GIVEN RECORDS –
════════

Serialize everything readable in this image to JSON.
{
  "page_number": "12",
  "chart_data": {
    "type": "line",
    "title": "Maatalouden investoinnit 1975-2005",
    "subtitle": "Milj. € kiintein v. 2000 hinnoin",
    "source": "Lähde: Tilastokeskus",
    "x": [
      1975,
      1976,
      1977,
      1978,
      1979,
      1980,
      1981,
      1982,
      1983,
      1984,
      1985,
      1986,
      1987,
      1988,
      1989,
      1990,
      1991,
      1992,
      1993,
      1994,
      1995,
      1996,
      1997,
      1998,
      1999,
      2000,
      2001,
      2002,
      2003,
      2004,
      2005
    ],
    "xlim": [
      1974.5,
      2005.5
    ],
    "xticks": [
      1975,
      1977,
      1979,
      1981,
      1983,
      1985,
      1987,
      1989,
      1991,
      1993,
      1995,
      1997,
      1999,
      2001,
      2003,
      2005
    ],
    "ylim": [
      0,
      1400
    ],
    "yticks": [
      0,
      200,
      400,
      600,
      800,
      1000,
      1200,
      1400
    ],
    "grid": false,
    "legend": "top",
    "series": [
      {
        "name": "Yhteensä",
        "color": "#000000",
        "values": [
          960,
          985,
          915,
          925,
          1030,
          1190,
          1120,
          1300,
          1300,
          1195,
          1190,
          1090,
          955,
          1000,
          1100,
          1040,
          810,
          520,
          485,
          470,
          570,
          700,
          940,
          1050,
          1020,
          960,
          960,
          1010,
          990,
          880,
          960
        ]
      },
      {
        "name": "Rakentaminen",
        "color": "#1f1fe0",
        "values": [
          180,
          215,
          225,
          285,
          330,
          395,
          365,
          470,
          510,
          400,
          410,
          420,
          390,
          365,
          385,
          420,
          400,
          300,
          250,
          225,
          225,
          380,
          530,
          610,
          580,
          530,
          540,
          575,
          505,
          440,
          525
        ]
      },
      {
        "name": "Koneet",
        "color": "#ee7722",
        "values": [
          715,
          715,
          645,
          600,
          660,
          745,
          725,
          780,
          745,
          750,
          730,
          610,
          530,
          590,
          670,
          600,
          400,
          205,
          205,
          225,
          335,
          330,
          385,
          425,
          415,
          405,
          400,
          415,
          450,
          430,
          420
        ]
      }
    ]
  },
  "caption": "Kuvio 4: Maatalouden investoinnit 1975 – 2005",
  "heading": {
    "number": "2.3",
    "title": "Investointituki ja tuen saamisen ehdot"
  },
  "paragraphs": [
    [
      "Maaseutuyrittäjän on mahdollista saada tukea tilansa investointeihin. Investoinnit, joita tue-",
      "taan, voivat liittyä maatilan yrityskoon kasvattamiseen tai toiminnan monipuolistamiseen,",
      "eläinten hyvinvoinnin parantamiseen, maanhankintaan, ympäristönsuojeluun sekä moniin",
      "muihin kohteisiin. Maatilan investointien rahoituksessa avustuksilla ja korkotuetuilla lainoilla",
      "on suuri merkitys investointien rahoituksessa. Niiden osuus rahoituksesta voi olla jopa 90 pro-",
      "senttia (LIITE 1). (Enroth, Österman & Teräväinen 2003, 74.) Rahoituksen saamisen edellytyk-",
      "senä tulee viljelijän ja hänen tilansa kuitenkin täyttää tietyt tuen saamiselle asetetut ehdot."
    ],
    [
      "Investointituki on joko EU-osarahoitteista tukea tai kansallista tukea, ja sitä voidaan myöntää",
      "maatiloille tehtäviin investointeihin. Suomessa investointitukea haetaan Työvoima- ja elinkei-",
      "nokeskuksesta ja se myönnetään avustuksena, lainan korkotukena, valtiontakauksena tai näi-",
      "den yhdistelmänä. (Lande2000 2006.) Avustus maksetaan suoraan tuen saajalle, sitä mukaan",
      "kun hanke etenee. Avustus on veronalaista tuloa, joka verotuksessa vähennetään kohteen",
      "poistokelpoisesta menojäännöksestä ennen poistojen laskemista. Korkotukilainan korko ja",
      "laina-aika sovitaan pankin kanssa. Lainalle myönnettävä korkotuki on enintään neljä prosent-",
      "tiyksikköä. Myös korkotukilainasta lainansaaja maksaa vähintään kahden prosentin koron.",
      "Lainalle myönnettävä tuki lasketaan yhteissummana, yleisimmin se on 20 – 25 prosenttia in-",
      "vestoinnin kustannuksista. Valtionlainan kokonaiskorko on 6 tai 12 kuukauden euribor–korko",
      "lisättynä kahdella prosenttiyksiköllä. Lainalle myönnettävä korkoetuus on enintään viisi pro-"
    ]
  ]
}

════════

GIVEN TASK – Only the number is wanted: how many lines in the preceding entries hold the string "saamisen"?

TASK RESPONSE – 2